◆ EXERCISE ◆
Go through the material below, count the lines with the word "text", and reply with the count alone.

Data listing:
--*--
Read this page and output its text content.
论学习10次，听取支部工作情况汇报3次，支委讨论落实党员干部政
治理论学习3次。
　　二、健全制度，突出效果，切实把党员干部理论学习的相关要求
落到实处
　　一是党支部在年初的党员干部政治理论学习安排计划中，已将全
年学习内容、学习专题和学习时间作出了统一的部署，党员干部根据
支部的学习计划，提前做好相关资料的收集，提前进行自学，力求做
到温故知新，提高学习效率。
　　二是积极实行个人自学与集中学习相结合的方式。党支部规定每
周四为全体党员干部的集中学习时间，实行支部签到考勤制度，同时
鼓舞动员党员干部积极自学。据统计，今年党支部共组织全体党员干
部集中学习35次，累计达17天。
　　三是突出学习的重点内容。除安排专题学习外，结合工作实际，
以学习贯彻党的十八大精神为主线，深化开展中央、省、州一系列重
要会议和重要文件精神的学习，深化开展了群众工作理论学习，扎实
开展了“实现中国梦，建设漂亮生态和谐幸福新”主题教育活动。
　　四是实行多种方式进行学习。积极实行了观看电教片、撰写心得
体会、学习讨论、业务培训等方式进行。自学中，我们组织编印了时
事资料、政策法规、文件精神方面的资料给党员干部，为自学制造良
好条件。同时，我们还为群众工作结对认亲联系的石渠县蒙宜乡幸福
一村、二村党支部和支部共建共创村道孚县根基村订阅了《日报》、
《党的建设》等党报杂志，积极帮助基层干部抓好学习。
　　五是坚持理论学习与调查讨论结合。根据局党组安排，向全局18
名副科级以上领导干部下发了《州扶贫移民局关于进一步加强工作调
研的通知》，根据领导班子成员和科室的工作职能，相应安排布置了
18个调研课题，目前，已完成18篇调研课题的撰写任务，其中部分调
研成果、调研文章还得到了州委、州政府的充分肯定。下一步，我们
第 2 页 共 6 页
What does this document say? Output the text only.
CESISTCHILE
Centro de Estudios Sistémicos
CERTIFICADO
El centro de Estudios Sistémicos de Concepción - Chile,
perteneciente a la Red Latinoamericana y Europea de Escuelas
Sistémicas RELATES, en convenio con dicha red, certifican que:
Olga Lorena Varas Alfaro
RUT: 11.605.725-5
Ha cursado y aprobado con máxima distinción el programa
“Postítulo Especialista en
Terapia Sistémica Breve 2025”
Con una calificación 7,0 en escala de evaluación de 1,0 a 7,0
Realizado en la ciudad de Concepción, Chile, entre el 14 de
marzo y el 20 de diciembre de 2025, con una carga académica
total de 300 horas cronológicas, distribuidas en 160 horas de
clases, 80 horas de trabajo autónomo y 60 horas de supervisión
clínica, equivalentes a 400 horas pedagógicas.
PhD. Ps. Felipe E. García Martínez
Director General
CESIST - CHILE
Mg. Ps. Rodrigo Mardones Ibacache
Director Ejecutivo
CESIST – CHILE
--*--
◆ COMPLETE OUTPUT ◆
2